→ EJERCICIO BREVE 1:
Indica si cada afirmación coincide con el fragmento sobre el arte y la vida y responde sí o no, citando las palabras del texto que lo deciden. (a) Los zapatos del Guggenheim bilbaíno acabaron en el contenedor por el celo de la limpiadora. (b) Para valorar la vida humana hace falta una adscripción religiosa. (c) Los zapatos estaban colocados en filas ordenadas.
→ EJERCICIO BREVE 2:
Según el fragmento sobre el arte y la vida, ¿para qué habría amontonado su calzado el grupo de japoneses, en la lectura de quienes no ven ahí arte?
→ EJERCICIO BREVE 3:
Prosigue el fragmento sobre el arte y la vida a partir de su última frase.

Algo similar pasó, hace años en el Guggenheim bilbaíno, cuando unos cuantos pares de zapatos, apilados en un estudiado desorden, fueron a parar al contenedor por el celo de la limpiadora del museo. El asunto de Milán, además, sugiere que a los ojos de quienes allí trabajan no resulta extraño que alguien monte un botellón en una de las salas.

Lo que para unos es arte, y negocio, para otros es un estorbo, los restos de una juerga o el olvido de un grupo de japoneses de su calzado, que decidieron amontonar para hacer más cómoda y hogareña la visita.

Y la diferente comprensión de las cosas pequeñas, o de aspectos intrascendentes de la vida, también puede aplicarse a las claves de la existencia humana, a elementos cruciales en las decisiones que marcan el sentido, o todo lo contrario, de cada biografía. El valor que se da a la propia vida humana, ya desde su concepción, está entre las cuestiones que determinan una tendencia inicial, básica, sobre cómo se afronta la existencia. Y desde luego no es necesario acudir a adscripciones religiosas.

[Registros de cuadros de elementos]
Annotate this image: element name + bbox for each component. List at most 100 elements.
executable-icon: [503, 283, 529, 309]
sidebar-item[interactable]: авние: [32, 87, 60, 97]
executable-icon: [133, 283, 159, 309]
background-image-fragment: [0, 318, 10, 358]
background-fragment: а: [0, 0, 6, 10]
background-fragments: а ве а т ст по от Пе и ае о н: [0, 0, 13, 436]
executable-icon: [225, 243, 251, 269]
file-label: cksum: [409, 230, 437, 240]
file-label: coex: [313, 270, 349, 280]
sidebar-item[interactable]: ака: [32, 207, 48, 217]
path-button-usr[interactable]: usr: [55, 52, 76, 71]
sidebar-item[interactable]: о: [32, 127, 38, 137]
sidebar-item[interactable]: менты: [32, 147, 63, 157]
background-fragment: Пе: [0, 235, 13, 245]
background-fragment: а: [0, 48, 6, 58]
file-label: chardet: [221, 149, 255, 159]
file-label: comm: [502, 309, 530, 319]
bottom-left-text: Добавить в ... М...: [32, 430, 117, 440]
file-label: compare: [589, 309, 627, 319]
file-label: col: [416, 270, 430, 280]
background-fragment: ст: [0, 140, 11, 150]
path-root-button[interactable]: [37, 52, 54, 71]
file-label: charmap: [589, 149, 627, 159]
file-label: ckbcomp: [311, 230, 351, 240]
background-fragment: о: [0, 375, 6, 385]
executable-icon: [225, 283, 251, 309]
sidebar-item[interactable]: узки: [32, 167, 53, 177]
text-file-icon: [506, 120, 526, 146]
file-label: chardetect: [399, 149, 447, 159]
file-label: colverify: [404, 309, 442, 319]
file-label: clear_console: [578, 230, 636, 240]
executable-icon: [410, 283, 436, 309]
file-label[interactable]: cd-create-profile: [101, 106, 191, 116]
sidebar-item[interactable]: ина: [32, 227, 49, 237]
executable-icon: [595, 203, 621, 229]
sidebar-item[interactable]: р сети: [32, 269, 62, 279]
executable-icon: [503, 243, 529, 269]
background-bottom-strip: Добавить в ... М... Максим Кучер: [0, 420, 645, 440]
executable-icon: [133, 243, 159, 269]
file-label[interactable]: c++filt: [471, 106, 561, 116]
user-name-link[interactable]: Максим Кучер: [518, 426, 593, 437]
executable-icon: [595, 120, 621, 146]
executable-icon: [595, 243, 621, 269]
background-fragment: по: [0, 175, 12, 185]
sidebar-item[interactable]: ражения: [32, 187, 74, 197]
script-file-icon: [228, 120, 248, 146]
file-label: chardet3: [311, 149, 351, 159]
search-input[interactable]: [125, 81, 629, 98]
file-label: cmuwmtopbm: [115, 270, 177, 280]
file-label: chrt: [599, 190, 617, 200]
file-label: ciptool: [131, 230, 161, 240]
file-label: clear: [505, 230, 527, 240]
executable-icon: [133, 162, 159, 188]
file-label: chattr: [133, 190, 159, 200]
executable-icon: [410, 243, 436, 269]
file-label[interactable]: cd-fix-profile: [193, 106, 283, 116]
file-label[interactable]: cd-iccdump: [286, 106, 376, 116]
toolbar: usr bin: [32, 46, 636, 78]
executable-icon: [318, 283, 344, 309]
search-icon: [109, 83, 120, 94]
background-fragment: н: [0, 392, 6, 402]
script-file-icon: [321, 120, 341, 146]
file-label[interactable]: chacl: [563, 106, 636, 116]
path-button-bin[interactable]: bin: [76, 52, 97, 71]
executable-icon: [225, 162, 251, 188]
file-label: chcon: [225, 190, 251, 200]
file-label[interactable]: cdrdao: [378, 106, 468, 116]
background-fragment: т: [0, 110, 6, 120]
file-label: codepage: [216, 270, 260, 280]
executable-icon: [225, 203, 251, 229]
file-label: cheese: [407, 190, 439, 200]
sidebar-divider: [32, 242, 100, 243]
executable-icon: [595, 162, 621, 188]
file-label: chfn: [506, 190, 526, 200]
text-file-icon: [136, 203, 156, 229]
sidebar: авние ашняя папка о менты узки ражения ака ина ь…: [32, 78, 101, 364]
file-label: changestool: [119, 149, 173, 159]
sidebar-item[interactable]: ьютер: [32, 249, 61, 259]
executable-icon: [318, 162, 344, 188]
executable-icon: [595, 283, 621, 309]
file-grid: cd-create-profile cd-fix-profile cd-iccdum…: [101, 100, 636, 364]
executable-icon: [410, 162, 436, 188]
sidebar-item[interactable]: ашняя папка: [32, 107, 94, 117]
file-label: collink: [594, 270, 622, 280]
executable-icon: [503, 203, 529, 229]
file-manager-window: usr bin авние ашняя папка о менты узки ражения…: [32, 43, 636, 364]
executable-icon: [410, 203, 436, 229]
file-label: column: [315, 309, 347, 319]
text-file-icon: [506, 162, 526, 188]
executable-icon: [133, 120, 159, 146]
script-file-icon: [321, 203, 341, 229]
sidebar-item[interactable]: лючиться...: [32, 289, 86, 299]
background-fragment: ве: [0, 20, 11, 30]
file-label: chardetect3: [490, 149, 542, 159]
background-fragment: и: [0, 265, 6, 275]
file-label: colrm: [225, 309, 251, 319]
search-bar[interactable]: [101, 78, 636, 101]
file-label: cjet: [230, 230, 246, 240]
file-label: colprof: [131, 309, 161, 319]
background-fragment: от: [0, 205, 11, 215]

→ RESULTADO 1:
(a) Sí: "fueron a parar al contenedor por el celo de la limpiadora del museo".
(b) No: "Y desde luego no es necesario acudir a adscripciones religiosas."
(c) No: "apilados en un estudiado desorden".

→ RESULTADO 2:
Para hacer más cómoda y hogareña la visita. Así lo interpretan quienes ven en la pila de zapatos un estorbo o un olvido y no una obra de arte.

→ RESULTADO 3:
Se entiende la vida como se afronta la muerte. Y se afronta la vida como se entiende la muerte. Lejos de infantiles concepciones de una eternidad producto de una impresora 3D, entender la existencia como un mero discurrir biológico tampoco parece muy razonable.

La visita al cementerio, o el recuerdo cariñoso a quienes nos dieron la vida, un vistazo a ese árbol familiar en el que nuestra rama actualiza hojas y frutos, son gestos de sinceridad y conciencia para con uno mismo. La humildad obligada ante un viaje perecedero.